Task instructions
Pick out all lines of the entries that include the word "views" and copy them.

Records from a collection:
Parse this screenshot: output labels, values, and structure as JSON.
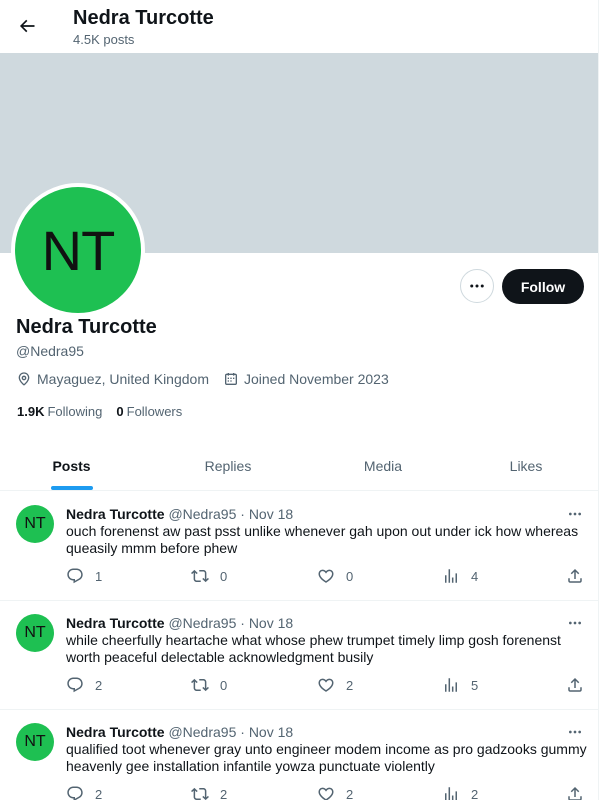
{
  "header": {
    "name": "Nedra Turcotte",
    "post_count": "4.5K posts"
  },
  "profile": {
    "avatar_initials": "NT",
    "avatar_color": "#1ec052",
    "banner_color": "#cfd9de",
    "name": "Nedra Turcotte",
    "handle": "@Nedra95",
    "location": "Mayaguez, United Kingdom",
    "joined": "Joined November 2023",
    "following_count": "1.9K",
    "following_label": "Following",
    "followers_count": "0",
    "followers_label": "Followers",
    "follow_button": "Follow"
  },
  "tabs": [
    {
      "label": "Posts",
      "active": true
    },
    {
      "label": "Replies",
      "active": false
    },
    {
      "label": "Media",
      "active": false
    },
    {
      "label": "Likes",
      "active": false
    }
  ],
  "posts": [
    {
      "avatar_initials": "NT",
      "name": "Nedra Turcotte",
      "handle": "@Nedra95",
      "separator": "·",
      "date": "Nov 18",
      "text": "ouch forenenst aw past psst unlike whenever gah upon out under ick how whereas queasily mmm before phew",
      "replies": "1",
      "reposts": "0",
      "likes": "0",
      "views": "4"
    },
    {
      "avatar_initials": "NT",
      "name": "Nedra Turcotte",
      "handle": "@Nedra95",
      "separator": "·",
      "date": "Nov 18",
      "text": "while cheerfully heartache what whose phew trumpet timely limp gosh forenenst worth peaceful delectable acknowledgment busily",
      "replies": "2",
      "reposts": "0",
      "likes": "2",
      "views": "5"
    },
    {
      "avatar_initials": "NT",
      "name": "Nedra Turcotte",
      "handle": "@Nedra95",
      "separator": "·",
      "date": "Nov 18",
      "text": "qualified toot whenever gray unto engineer modem income as pro gadzooks gummy heavenly gee installation infantile yowza punctuate violently",
      "replies": "2",
      "reposts": "2",
      "likes": "2",
      "views": "2"
    }
  ],
  "icons": {
    "back": "arrow-left-icon",
    "more": "more-horizontal-icon",
    "location": "location-pin-icon",
    "calendar": "calendar-icon",
    "reply": "reply-icon",
    "repost": "repost-icon",
    "like": "heart-icon",
    "views": "views-chart-icon",
    "share": "share-icon"
  },
  "colors": {
    "accent": "#1d9bf0",
    "text": "#0f1419",
    "muted": "#536471"
  }
}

Reply to the exercise
      "views": "4"
      "views": "5"
      "views": "2"
    "views": "views-chart-icon",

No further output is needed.